■ WHAT YOU HAVE TO DO ■
Could you print every record below exactly as it appears?

## START MATERIAL TO PROCESS

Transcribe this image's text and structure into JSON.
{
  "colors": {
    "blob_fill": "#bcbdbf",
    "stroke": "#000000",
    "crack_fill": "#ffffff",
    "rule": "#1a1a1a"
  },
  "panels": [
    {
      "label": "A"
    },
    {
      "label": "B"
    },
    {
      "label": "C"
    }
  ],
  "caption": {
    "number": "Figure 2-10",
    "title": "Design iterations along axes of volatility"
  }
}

## END MATERIAL TO PROCESS

■ RESULT OF THIS EXERCISE ■
Transcribe this image's text and structure into JSON.
{
  "colors": {
    "blob_fill": "#bcbdbf",
    "stroke": "#000000",
    "crack_fill": "#ffffff",
    "rule": "#1a1a1a"
  },
  "panels": [
    {
      "label": "A"
    },
    {
      "label": "B"
    },
    {
      "label": "C"
    }
  ],
  "caption": {
    "number": "Figure 2-10",
    "title": "Design iterations along axes of volatility"
  }
}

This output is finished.